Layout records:
══════════════════════════════
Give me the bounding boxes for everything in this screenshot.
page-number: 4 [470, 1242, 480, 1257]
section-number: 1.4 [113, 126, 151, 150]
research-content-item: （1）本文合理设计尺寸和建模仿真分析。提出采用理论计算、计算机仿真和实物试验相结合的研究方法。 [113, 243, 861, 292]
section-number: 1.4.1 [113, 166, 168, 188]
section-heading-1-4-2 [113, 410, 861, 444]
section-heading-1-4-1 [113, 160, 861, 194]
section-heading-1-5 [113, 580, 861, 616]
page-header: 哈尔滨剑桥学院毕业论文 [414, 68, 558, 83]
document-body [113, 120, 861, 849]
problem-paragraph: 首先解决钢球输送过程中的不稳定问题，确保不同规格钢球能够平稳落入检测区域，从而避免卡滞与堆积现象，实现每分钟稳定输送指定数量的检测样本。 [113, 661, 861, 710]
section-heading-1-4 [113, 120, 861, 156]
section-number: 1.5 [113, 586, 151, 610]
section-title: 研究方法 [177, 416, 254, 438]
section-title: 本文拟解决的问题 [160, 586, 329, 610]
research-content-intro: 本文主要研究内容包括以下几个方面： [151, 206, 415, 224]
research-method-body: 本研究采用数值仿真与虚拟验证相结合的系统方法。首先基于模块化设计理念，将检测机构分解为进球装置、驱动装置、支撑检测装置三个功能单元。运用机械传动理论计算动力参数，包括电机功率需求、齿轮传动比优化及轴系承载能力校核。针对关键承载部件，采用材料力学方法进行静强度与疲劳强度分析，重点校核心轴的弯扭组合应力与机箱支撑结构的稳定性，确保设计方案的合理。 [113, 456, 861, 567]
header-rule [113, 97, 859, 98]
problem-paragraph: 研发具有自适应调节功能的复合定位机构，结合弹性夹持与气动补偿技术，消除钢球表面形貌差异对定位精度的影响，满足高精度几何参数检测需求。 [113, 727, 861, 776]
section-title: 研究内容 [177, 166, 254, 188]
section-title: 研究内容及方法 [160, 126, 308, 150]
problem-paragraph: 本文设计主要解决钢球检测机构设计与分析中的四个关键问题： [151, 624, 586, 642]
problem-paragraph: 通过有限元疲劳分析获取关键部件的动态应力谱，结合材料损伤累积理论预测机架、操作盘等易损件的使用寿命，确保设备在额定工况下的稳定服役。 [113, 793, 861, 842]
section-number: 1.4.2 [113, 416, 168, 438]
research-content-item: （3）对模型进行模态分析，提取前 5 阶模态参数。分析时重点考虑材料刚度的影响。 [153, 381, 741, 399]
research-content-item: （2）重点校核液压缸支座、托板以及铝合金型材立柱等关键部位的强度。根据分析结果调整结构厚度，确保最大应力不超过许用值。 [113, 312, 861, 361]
══════════════════════════════
> _Written exercise_
Could you express the lines above as a JSON list of strings, one string per line, leaving out any blank lines?

> _Exercise result_
[
  "Give me the bounding boxes for everything in this screenshot.",
  "page-number: 4 [470, 1242, 480, 1257]",
  "section-number: 1.4 [113, 126, 151, 150]",
  "research-content-item: （1）本文合理设计尺寸和建模仿真分析。提出采用理论计算、计算机仿真和实物试验相结合的研究方法。 [113, 243, 861, 292]",
  "section-number: 1.4.1 [113, 166, 168, 188]",
  "section-heading-1-4-2 [113, 410, 861, 444]",
  "section-heading-1-4-1 [113, 160, 861, 194]",
  "section-heading-1-5 [113, 580, 861, 616]",
  "page-header: 哈尔滨剑桥学院毕业论文 [414, 68, 558, 83]",
  "document-body [113, 120, 861, 849]",
  "problem-paragraph: 首先解决钢球输送过程中的不稳定问题，确保不同规格钢球能够平稳落入检测区域，从而避免卡滞与堆积现象，实现每分钟稳定输送指定数量的检测样本。 [113, 661, 861, 710]",
  "section-heading-1-4 [113, 120, 861, 156]",
  "section-number: 1.5 [113, 586, 151, 610]",
  "section-title: 研究方法 [177, 416, 254, 438]",
  "section-title: 本文拟解决的问题 [160, 586, 329, 610]",
  "research-content-intro: 本文主要研究内容包括以下几个方面： [151, 206, 415, 224]",
  "research-method-body: 本研究采用数值仿真与虚拟验证相结合的系统方法。首先基于模块化设计理念，将检测机构分解为进球装置、驱动装置、支撑检测装置三个功能单元。运用机械传动理论计算动力参数，包括电机功率需求、齿轮传动比优化及轴系承载能力校核。针对关键承载部件，采用材料力学方法进行静强度与疲劳强度分析，重点校核心轴的弯扭组合应力与机箱支撑结构的稳定性，确保设计方案的合理。 [113, 456, 861, 567]",
  "header-rule [113, 97, 859, 98]",
  "problem-paragraph: 研发具有自适应调节功能的复合定位机构，结合弹性夹持与气动补偿技术，消除钢球表面形貌差异对定位精度的影响，满足高精度几何参数检测需求。 [113, 727, 861, 776]",
  "section-title: 研究内容 [177, 166, 254, 188]",
  "section-title: 研究内容及方法 [160, 126, 308, 150]",
  "problem-paragraph: 本文设计主要解决钢球检测机构设计与分析中的四个关键问题： [151, 624, 586, 642]",
  "problem-paragraph: 通过有限元疲劳分析获取关键部件的动态应力谱，结合材料损伤累积理论预测机架、操作盘等易损件的使用寿命，确保设备在额定工况下的稳定服役。 [113, 793, 861, 842]",
  "section-number: 1.4.2 [113, 416, 168, 438]",
  "research-content-item: （3）对模型进行模态分析，提取前 5 阶模态参数。分析时重点考虑材料刚度的影响。 [153, 381, 741, 399]",
  "research-content-item: （2）重点校核液压缸支座、托板以及铝合金型材立柱等关键部位的强度。根据分析结果调整结构厚度，确保最大应力不超过许用值。 [113, 312, 861, 361]"
]